(Dataset items)
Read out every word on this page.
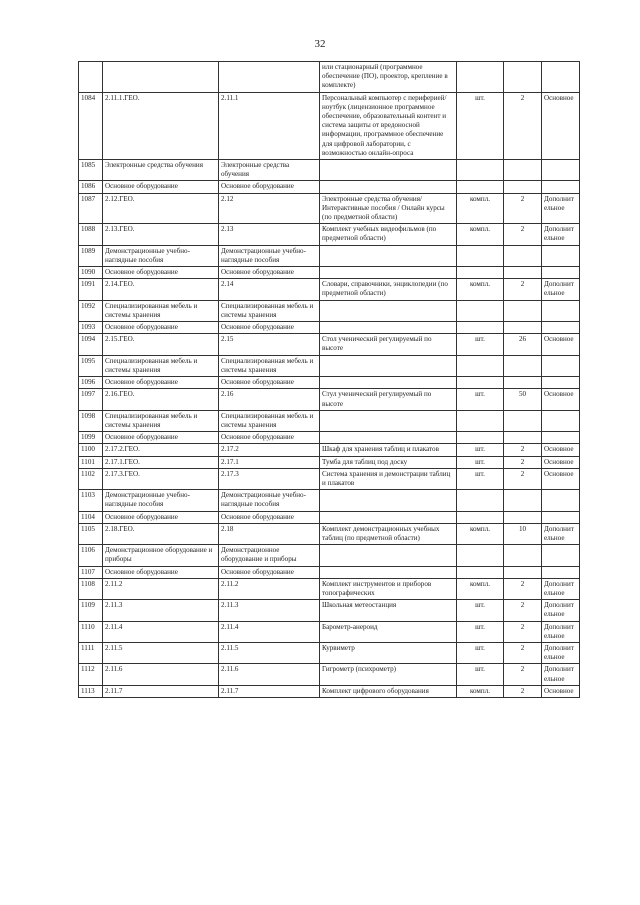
32
			или стационарный (программное обеспечение (ПО), проектор, крепление в комплекте)			
1084	2.11.1.ГЕО.	2.11.1	Персональный компьютер с периферией/ноутбук (лицензионное программное обеспечение, образовательный контент и система защиты от вредоносной информации, программное обеспечение для цифровой лаборатории, с возможностью онлайн-опроса	шт.	2	Основное
1085	Электронные средства обучения	Электронные средства обучения				
1086	Основное оборудование	Основное оборудование				
1087	2.12.ГЕО.	2.12	Электронные средства обучения/Интерактивные пособия / Онлайн курсы (по предметной области)	компл.	2	Дополнительное
1088	2.13.ГЕО.	2.13	Комплект учебных видеофильмов (по предметной области)	компл.	2	Дополнительное
1089	Демонстрационные учебно-наглядные пособия	Демонстрационные учебно-наглядные пособия				
1090	Основное оборудование	Основное оборудование				
1091	2.14.ГЕО.	2.14	Словари, справочники, энциклопедии (по предметной области)	компл.	2	Дополнительное
1092	Специализированная мебель и системы хранения	Специализированная мебель и системы хранения				
1093	Основное оборудование	Основное оборудование				
1094	2.15.ГЕО.	2.15	Стол ученический регулируемый по высоте	шт.	26	Основное
1095	Специализированная мебель и системы хранения	Специализированная мебель и системы хранения				
1096	Основное оборудование	Основное оборудование				
1097	2.16.ГЕО.	2.16	Стул ученический регулируемый по высоте	шт.	50	Основное
1098	Специализированная мебель и системы хранения	Специализированная мебель и системы хранения				
1099	Основное оборудование	Основное оборудование				
1100	2.17.2.ГЕО.	2.17.2	Шкаф для хранения таблиц и плакатов	шт.	2	Основное
1101	2.17.1.ГЕО.	2.17.1	Тумба для таблиц под доску	шт.	2	Основное
1102	2.17.3.ГЕО.	2.17.3	Система хранения и демонстрации таблиц и плакатов	шт.	2	Основное
1103	Демонстрационные учебно-наглядные пособия	Демонстрационные учебно-наглядные пособия				
1104	Основное оборудование	Основное оборудование				
1105	2.18.ГЕО.	2.18	Комплект демонстрационных учебных таблиц (по предметной области)	компл.	10	Дополнительное
1106	Демонстрационное оборудование и приборы	Демонстрационное оборудование и приборы				
1107	Основное оборудование	Основное оборудование				
1108	2.11.2	2.11.2	Комплект инструментов и приборов топографических	компл.	2	Дополнительное
1109	2.11.3	2.11.3	Школьная метеостанция	шт.	2	Дополнительное
1110	2.11.4	2.11.4	Барометр-анероид	шт.	2	Дополнительное
1111	2.11.5	2.11.5	Курвиметр	шт.	2	Дополнительное
1112	2.11.6	2.11.6	Гигрометр (психрометр)	шт.	2	Дополнительное
1113	2.11.7	2.11.7	Комплект цифрового оборудования	компл.	2	Основное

▶ WRITTEN TASK: Copy the records exactly as they appear, excluding images.

▶ SOLUTION:
Read out every word on this page.
32
			или стационарный (программное обеспечение (ПО), проектор, крепление в комплекте)			
1084	2.11.1.ГЕО.	2.11.1	Персональный компьютер с периферией/ноутбук (лицензионное программное обеспечение, образовательный контент и система защиты от вредоносной информации, программное обеспечение для цифровой лаборатории, с возможностью онлайн-опроса	шт.	2	Основное
1085	Электронные средства обучения	Электронные средства обучения				
1086	Основное оборудование	Основное оборудование				
1087	2.12.ГЕО.	2.12	Электронные средства обучения/Интерактивные пособия / Онлайн курсы (по предметной области)	компл.	2	Дополнительное
1088	2.13.ГЕО.	2.13	Комплект учебных видеофильмов (по предметной области)	компл.	2	Дополнительное
1089	Демонстрационные учебно-наглядные пособия	Демонстрационные учебно-наглядные пособия				
1090	Основное оборудование	Основное оборудование				
1091	2.14.ГЕО.	2.14	Словари, справочники, энциклопедии (по предметной области)	компл.	2	Дополнительное
1092	Специализированная мебель и системы хранения	Специализированная мебель и системы хранения				
1093	Основное оборудование	Основное оборудование				
1094	2.15.ГЕО.	2.15	Стол ученический регулируемый по высоте	шт.	26	Основное
1095	Специализированная мебель и системы хранения	Специализированная мебель и системы хранения				
1096	Основное оборудование	Основное оборудование				
1097	2.16.ГЕО.	2.16	Стул ученический регулируемый по высоте	шт.	50	Основное
1098	Специализированная мебель и системы хранения	Специализированная мебель и системы хранения				
1099	Основное оборудование	Основное оборудование				
1100	2.17.2.ГЕО.	2.17.2	Шкаф для хранения таблиц и плакатов	шт.	2	Основное
1101	2.17.1.ГЕО.	2.17.1	Тумба для таблиц под доску	шт.	2	Основное
1102	2.17.3.ГЕО.	2.17.3	Система хранения и демонстрации таблиц и плакатов	шт.	2	Основное
1103	Демонстрационные учебно-наглядные пособия	Демонстрационные учебно-наглядные пособия				
1104	Основное оборудование	Основное оборудование				
1105	2.18.ГЕО.	2.18	Комплект демонстрационных учебных таблиц (по предметной области)	компл.	10	Дополнительное
1106	Демонстрационное оборудование и приборы	Демонстрационное оборудование и приборы				
1107	Основное оборудование	Основное оборудование				
1108	2.11.2	2.11.2	Комплект инструментов и приборов топографических	компл.	2	Дополнительное
1109	2.11.3	2.11.3	Школьная метеостанция	шт.	2	Дополнительное
1110	2.11.4	2.11.4	Барометр-анероид	шт.	2	Дополнительное
1111	2.11.5	2.11.5	Курвиметр	шт.	2	Дополнительное
1112	2.11.6	2.11.6	Гигрометр (психрометр)	шт.	2	Дополнительное
1113	2.11.7	2.11.7	Комплект цифрового оборудования	компл.	2	Основное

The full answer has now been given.